* start Data to process *
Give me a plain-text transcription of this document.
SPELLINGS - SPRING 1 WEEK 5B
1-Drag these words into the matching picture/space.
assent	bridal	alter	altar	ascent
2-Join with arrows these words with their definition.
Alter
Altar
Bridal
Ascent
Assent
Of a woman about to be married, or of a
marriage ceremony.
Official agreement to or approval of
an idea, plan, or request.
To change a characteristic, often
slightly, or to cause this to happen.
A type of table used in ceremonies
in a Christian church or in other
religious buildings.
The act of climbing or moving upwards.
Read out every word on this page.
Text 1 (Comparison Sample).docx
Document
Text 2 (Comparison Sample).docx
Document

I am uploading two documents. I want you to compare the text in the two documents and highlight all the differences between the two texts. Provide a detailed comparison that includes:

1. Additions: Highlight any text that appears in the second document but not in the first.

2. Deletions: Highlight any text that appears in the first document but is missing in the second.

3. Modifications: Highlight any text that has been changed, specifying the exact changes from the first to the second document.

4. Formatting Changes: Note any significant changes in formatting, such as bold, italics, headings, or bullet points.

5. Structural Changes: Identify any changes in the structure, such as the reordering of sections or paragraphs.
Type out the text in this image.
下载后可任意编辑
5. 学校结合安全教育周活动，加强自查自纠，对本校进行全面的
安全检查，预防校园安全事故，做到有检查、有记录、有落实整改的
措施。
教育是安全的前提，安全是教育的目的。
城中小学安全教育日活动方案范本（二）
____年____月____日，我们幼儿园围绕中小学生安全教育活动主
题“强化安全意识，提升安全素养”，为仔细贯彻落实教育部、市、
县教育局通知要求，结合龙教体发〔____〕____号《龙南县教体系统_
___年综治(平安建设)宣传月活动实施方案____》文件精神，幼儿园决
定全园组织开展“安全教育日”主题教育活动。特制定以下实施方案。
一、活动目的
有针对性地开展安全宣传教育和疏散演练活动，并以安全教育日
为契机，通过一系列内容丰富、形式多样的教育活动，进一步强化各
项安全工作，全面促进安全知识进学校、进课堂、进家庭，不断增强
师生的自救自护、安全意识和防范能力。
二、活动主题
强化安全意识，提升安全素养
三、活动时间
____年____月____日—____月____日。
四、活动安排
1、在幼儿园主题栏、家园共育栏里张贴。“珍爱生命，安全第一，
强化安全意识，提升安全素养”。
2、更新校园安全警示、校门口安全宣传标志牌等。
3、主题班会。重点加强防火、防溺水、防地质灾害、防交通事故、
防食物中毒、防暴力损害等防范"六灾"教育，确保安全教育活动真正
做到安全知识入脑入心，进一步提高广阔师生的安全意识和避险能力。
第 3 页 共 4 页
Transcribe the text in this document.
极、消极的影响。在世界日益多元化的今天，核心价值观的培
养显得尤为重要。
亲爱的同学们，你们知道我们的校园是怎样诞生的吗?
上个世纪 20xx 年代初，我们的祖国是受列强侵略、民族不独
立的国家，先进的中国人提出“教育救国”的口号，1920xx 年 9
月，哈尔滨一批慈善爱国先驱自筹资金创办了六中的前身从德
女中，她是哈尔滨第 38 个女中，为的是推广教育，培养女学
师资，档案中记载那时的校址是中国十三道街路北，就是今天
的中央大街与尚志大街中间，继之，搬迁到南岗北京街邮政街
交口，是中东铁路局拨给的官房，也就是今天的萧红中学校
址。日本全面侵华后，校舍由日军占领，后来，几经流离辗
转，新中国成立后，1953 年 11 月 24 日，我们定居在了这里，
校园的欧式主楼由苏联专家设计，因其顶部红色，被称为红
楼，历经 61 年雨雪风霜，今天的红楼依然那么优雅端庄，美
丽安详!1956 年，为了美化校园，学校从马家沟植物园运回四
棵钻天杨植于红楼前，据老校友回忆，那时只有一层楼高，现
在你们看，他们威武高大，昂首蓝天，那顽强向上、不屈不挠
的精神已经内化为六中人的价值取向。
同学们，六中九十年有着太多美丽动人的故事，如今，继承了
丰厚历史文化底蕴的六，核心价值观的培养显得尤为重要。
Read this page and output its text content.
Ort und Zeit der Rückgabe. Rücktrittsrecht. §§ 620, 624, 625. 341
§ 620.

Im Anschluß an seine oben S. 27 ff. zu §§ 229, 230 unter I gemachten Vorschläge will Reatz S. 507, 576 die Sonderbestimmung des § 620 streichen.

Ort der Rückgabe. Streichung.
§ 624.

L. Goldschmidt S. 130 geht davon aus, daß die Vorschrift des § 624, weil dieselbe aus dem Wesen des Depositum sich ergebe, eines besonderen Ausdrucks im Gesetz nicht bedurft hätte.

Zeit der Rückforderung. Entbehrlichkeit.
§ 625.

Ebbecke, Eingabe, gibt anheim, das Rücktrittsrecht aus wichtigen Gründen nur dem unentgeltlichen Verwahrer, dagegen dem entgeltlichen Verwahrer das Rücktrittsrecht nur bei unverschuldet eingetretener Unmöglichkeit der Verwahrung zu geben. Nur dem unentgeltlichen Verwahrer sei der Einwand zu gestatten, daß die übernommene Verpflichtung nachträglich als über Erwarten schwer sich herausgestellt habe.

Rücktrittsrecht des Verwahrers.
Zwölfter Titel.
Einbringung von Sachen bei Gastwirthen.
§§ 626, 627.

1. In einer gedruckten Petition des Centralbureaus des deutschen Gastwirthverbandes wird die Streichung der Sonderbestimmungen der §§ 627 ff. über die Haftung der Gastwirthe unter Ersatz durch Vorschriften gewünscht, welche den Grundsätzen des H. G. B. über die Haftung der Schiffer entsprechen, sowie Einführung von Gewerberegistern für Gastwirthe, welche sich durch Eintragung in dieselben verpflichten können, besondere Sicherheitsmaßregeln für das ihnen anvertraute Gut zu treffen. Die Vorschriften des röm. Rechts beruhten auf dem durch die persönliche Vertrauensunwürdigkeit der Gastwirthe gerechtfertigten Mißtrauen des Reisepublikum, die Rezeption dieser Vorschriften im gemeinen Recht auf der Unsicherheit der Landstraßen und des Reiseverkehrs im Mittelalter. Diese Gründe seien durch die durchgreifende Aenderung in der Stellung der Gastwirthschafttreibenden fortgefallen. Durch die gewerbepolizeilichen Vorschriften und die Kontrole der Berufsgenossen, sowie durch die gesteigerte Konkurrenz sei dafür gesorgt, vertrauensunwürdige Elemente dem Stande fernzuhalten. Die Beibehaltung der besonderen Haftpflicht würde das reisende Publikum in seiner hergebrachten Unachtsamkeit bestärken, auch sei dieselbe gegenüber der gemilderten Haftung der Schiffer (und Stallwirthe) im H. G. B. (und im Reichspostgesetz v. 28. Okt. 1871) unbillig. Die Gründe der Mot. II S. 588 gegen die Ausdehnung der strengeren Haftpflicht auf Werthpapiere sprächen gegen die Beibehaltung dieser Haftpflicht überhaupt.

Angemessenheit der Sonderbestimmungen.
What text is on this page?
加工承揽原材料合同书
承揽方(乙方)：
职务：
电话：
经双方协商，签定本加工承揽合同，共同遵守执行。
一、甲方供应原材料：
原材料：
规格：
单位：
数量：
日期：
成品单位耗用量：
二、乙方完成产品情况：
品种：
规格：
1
* end Data to process *
**Exercise instructions**
All of the entries above must be quoted exactly.

**Exercise output**
Give me a plain-text transcription of this document.
SPELLINGS - SPRING 1 WEEK 5B
1-Drag these words into the matching picture/space.
assent	bridal	alter	altar	ascent
2-Join with arrows these words with their definition.
Alter
Altar
Bridal
Ascent
Assent
Of a woman about to be married, or of a
marriage ceremony.
Official agreement to or approval of
an idea, plan, or request.
To change a characteristic, often
slightly, or to cause this to happen.
A type of table used in ceremonies
in a Christian church or in other
religious buildings.
The act of climbing or moving upwards.
Read out every word on this page.
Text 1 (Comparison Sample).docx
Document
Text 2 (Comparison Sample).docx
Document

I am uploading two documents. I want you to compare the text in the two documents and highlight all the differences between the two texts. Provide a detailed comparison that includes:

1. Additions: Highlight any text that appears in the second document but not in the first.

2. Deletions: Highlight any text that appears in the first document but is missing in the second.

3. Modifications: Highlight any text that has been changed, specifying the exact changes from the first to the second document.

4. Formatting Changes: Note any significant changes in formatting, such as bold, italics, headings, or bullet points.

5. Structural Changes: Identify any changes in the structure, such as the reordering of sections or paragraphs.
Type out the text in this image.
下载后可任意编辑
5. 学校结合安全教育周活动，加强自查自纠，对本校进行全面的
安全检查，预防校园安全事故，做到有检查、有记录、有落实整改的
措施。
教育是安全的前提，安全是教育的目的。
城中小学安全教育日活动方案范本（二）
____年____月____日，我们幼儿园围绕中小学生安全教育活动主
题“强化安全意识，提升安全素养”，为仔细贯彻落实教育部、市、
县教育局通知要求，结合龙教体发〔____〕____号《龙南县教体系统_
___年综治(平安建设)宣传月活动实施方案____》文件精神，幼儿园决
定全园组织开展“安全教育日”主题教育活动。特制定以下实施方案。
一、活动目的
有针对性地开展安全宣传教育和疏散演练活动，并以安全教育日
为契机，通过一系列内容丰富、形式多样的教育活动，进一步强化各
项安全工作，全面促进安全知识进学校、进课堂、进家庭，不断增强
师生的自救自护、安全意识和防范能力。
二、活动主题
强化安全意识，提升安全素养
三、活动时间
____年____月____日—____月____日。
四、活动安排
1、在幼儿园主题栏、家园共育栏里张贴。“珍爱生命，安全第一，
强化安全意识，提升安全素养”。
2、更新校园安全警示、校门口安全宣传标志牌等。
3、主题班会。重点加强防火、防溺水、防地质灾害、防交通事故、
防食物中毒、防暴力损害等防范"六灾"教育，确保安全教育活动真正
做到安全知识入脑入心，进一步提高广阔师生的安全意识和避险能力。
第 3 页 共 4 页
Transcribe the text in this document.
极、消极的影响。在世界日益多元化的今天，核心价值观的培
养显得尤为重要。
亲爱的同学们，你们知道我们的校园是怎样诞生的吗?
上个世纪 20xx 年代初，我们的祖国是受列强侵略、民族不独
立的国家，先进的中国人提出“教育救国”的口号，1920xx 年 9
月，哈尔滨一批慈善爱国先驱自筹资金创办了六中的前身从德
女中，她是哈尔滨第 38 个女中，为的是推广教育，培养女学
师资，档案中记载那时的校址是中国十三道街路北，就是今天
的中央大街与尚志大街中间，继之，搬迁到南岗北京街邮政街
交口，是中东铁路局拨给的官房，也就是今天的萧红中学校
址。日本全面侵华后，校舍由日军占领，后来，几经流离辗
转，新中国成立后，1953 年 11 月 24 日，我们定居在了这里，
校园的欧式主楼由苏联专家设计，因其顶部红色，被称为红
楼，历经 61 年雨雪风霜，今天的红楼依然那么优雅端庄，美
丽安详!1956 年，为了美化校园，学校从马家沟植物园运回四
棵钻天杨植于红楼前，据老校友回忆，那时只有一层楼高，现
在你们看，他们威武高大，昂首蓝天，那顽强向上、不屈不挠
的精神已经内化为六中人的价值取向。
同学们，六中九十年有着太多美丽动人的故事，如今，继承了
丰厚历史文化底蕴的六，核心价值观的培养显得尤为重要。
Read this page and output its text content.
Ort und Zeit der Rückgabe. Rücktrittsrecht. §§ 620, 624, 625. 341
§ 620.

Im Anschluß an seine oben S. 27 ff. zu §§ 229, 230 unter I gemachten Vorschläge will Reatz S. 507, 576 die Sonderbestimmung des § 620 streichen.

Ort der Rückgabe. Streichung.
§ 624.

L. Goldschmidt S. 130 geht davon aus, daß die Vorschrift des § 624, weil dieselbe aus dem Wesen des Depositum sich ergebe, eines besonderen Ausdrucks im Gesetz nicht bedurft hätte.

Zeit der Rückforderung. Entbehrlichkeit.
§ 625.

Ebbecke, Eingabe, gibt anheim, das Rücktrittsrecht aus wichtigen Gründen nur dem unentgeltlichen Verwahrer, dagegen dem entgeltlichen Verwahrer das Rücktrittsrecht nur bei unverschuldet eingetretener Unmöglichkeit der Verwahrung zu geben. Nur dem unentgeltlichen Verwahrer sei der Einwand zu gestatten, daß die übernommene Verpflichtung nachträglich als über Erwarten schwer sich herausgestellt habe.

Rücktrittsrecht des Verwahrers.
Zwölfter Titel.
Einbringung von Sachen bei Gastwirthen.
§§ 626, 627.

1. In einer gedruckten Petition des Centralbureaus des deutschen Gastwirthverbandes wird die Streichung der Sonderbestimmungen der §§ 627 ff. über die Haftung der Gastwirthe unter Ersatz durch Vorschriften gewünscht, welche den Grundsätzen des H. G. B. über die Haftung der Schiffer entsprechen, sowie Einführung von Gewerberegistern für Gastwirthe, welche sich durch Eintragung in dieselben verpflichten können, besondere Sicherheitsmaßregeln für das ihnen anvertraute Gut zu treffen. Die Vorschriften des röm. Rechts beruhten auf dem durch die persönliche Vertrauensunwürdigkeit der Gastwirthe gerechtfertigten Mißtrauen des Reisepublikum, die Rezeption dieser Vorschriften im gemeinen Recht auf der Unsicherheit der Landstraßen und des Reiseverkehrs im Mittelalter. Diese Gründe seien durch die durchgreifende Aenderung in der Stellung der Gastwirthschafttreibenden fortgefallen. Durch die gewerbepolizeilichen Vorschriften und die Kontrole der Berufsgenossen, sowie durch die gesteigerte Konkurrenz sei dafür gesorgt, vertrauensunwürdige Elemente dem Stande fernzuhalten. Die Beibehaltung der besonderen Haftpflicht würde das reisende Publikum in seiner hergebrachten Unachtsamkeit bestärken, auch sei dieselbe gegenüber der gemilderten Haftung der Schiffer (und Stallwirthe) im H. G. B. (und im Reichspostgesetz v. 28. Okt. 1871) unbillig. Die Gründe der Mot. II S. 588 gegen die Ausdehnung der strengeren Haftpflicht auf Werthpapiere sprächen gegen die Beibehaltung dieser Haftpflicht überhaupt.

Angemessenheit der Sonderbestimmungen.
What text is on this page?
加工承揽原材料合同书
承揽方(乙方)：
职务：
电话：
经双方协商，签定本加工承揽合同，共同遵守执行。
一、甲方供应原材料：
原材料：
规格：
单位：
数量：
日期：
成品单位耗用量：
二、乙方完成产品情况：
品种：
规格：
1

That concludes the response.